WORK TO COMPLETE
Copy out the lines that have "name" in them.

STORED RECORDS
——————————

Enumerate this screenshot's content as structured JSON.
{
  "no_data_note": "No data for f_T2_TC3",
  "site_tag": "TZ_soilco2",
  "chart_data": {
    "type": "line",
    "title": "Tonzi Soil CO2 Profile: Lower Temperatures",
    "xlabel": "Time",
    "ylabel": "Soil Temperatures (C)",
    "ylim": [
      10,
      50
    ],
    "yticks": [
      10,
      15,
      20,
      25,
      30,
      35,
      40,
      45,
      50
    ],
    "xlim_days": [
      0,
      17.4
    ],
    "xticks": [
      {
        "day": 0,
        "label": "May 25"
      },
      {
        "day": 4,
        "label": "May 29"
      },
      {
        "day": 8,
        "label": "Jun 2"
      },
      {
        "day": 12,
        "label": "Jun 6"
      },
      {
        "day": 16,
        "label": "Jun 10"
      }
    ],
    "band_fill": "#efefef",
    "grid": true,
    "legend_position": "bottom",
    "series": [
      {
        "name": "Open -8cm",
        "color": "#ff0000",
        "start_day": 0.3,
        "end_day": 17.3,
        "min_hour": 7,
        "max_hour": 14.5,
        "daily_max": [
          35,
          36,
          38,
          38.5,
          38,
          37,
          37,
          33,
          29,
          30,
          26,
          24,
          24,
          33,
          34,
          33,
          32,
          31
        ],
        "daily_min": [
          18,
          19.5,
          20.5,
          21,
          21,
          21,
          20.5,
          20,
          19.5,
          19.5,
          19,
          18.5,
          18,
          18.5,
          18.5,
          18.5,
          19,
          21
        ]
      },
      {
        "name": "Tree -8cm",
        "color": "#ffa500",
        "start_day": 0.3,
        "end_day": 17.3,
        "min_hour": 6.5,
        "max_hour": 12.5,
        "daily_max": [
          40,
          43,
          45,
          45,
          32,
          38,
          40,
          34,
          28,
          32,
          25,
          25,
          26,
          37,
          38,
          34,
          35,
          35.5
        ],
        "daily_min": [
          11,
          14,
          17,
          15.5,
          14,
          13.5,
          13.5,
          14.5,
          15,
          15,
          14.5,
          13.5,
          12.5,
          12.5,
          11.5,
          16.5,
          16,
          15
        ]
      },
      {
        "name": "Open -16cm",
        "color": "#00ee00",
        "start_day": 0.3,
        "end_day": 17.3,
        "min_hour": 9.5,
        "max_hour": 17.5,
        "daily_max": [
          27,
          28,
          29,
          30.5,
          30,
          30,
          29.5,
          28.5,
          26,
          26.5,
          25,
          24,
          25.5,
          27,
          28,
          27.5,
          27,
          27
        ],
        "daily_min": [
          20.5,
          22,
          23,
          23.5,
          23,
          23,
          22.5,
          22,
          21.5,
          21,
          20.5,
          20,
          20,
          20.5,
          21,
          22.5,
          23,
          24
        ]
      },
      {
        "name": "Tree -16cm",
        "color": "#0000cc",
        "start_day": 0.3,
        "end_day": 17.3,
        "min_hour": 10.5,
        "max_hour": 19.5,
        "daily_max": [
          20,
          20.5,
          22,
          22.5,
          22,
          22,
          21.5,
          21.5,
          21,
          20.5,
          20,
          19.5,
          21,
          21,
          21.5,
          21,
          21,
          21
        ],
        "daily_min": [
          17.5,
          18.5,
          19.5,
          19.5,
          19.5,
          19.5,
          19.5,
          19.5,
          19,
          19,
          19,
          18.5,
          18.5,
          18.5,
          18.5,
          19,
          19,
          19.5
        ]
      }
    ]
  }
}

——————————

SOLUTION FOR THIS EXERCISE
        "name": "Open -8cm",
        "name": "Tree -8cm",
        "name": "Open -16cm",
        "name": "Tree -16cm",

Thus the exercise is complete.